Output the full listing word for word.

### EXERCISE DATA

====

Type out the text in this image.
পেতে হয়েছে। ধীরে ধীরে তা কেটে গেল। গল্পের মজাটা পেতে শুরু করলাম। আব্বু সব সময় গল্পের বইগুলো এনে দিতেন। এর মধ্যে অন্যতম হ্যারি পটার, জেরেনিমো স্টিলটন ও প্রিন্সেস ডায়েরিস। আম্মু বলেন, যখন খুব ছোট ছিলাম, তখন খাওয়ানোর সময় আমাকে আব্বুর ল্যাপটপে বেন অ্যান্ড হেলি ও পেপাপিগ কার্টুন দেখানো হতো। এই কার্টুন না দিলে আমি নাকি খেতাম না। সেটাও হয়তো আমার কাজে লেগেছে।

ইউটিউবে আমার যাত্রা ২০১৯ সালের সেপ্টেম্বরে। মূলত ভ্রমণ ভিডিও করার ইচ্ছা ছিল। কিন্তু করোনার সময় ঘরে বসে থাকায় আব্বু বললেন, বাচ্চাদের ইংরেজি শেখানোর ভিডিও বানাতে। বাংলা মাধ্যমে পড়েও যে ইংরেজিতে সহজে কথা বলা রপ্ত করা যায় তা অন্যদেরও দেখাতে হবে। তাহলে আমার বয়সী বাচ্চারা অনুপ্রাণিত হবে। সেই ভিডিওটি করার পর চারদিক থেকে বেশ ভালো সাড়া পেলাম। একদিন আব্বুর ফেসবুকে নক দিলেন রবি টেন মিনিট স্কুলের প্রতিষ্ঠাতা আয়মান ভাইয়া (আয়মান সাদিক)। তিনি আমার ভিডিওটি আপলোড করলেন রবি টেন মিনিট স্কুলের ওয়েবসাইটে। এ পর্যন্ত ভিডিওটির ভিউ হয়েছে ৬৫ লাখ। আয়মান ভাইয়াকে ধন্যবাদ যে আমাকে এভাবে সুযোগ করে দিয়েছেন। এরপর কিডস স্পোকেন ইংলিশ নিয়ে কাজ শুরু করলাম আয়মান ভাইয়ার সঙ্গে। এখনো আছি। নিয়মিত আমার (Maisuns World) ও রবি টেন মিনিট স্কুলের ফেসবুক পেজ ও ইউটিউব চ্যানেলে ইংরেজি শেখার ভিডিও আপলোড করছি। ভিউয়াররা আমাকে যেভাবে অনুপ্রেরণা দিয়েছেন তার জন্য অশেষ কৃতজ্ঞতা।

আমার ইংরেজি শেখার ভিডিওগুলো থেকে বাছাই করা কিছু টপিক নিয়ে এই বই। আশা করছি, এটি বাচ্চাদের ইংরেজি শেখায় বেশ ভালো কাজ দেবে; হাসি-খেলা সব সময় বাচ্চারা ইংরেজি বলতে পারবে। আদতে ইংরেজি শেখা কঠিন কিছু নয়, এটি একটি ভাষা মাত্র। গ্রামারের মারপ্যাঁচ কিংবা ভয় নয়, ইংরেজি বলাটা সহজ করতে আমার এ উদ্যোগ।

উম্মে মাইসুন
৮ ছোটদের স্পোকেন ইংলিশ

====

### ANSWER TO THIS TASK
Type out the text in this image.
পেতে হয়েছে। ধীরে ধীরে তা কেটে গেল। গল্পের মজাটা পেতে শুরু করলাম। আব্বু সব সময় গল্পের বইগুলো এনে দিতেন। এর মধ্যে অন্যতম হ্যারি পটার, জেরেনিমো স্টিলটন ও প্রিন্সেস ডায়েরিস। আম্মু বলেন, যখন খুব ছোট ছিলাম, তখন খাওয়ানোর সময় আমাকে আব্বুর ল্যাপটপে বেন অ্যান্ড হেলি ও পেপাপিগ কার্টুন দেখানো হতো। এই কার্টুন না দিলে আমি নাকি খেতাম না। সেটাও হয়তো আমার কাজে লেগেছে।

ইউটিউবে আমার যাত্রা ২০১৯ সালের সেপ্টেম্বরে। মূলত ভ্রমণ ভিডিও করার ইচ্ছা ছিল। কিন্তু করোনার সময় ঘরে বসে থাকায় আব্বু বললেন, বাচ্চাদের ইংরেজি শেখানোর ভিডিও বানাতে। বাংলা মাধ্যমে পড়েও যে ইংরেজিতে সহজে কথা বলা রপ্ত করা যায় তা অন্যদেরও দেখাতে হবে। তাহলে আমার বয়সী বাচ্চারা অনুপ্রাণিত হবে। সেই ভিডিওটি করার পর চারদিক থেকে বেশ ভালো সাড়া পেলাম। একদিন আব্বুর ফেসবুকে নক দিলেন রবি টেন মিনিট স্কুলের প্রতিষ্ঠাতা আয়মান ভাইয়া (আয়মান সাদিক)। তিনি আমার ভিডিওটি আপলোড করলেন রবি টেন মিনিট স্কুলের ওয়েবসাইটে। এ পর্যন্ত ভিডিওটির ভিউ হয়েছে ৬৫ লাখ। আয়মান ভাইয়াকে ধন্যবাদ যে আমাকে এভাবে সুযোগ করে দিয়েছেন। এরপর কিডস স্পোকেন ইংলিশ নিয়ে কাজ শুরু করলাম আয়মান ভাইয়ার সঙ্গে। এখনো আছি। নিয়মিত আমার (Maisuns World) ও রবি টেন মিনিট স্কুলের ফেসবুক পেজ ও ইউটিউব চ্যানেলে ইংরেজি শেখার ভিডিও আপলোড করছি। ভিউয়াররা আমাকে যেভাবে অনুপ্রেরণা দিয়েছেন তার জন্য অশেষ কৃতজ্ঞতা।

আমার ইংরেজি শেখার ভিডিওগুলো থেকে বাছাই করা কিছু টপিক নিয়ে এই বই। আশা করছি, এটি বাচ্চাদের ইংরেজি শেখায় বেশ ভালো কাজ দেবে; হাসি-খেলা সব সময় বাচ্চারা ইংরেজি বলতে পারবে। আদতে ইংরেজি শেখা কঠিন কিছু নয়, এটি একটি ভাষা মাত্র। গ্রামারের মারপ্যাঁচ কিংবা ভয় নয়, ইংরেজি বলাটা সহজ করতে আমার এ উদ্যোগ।

উম্মে মাইসুন
৮ ছোটদের স্পোকেন ইংলিশ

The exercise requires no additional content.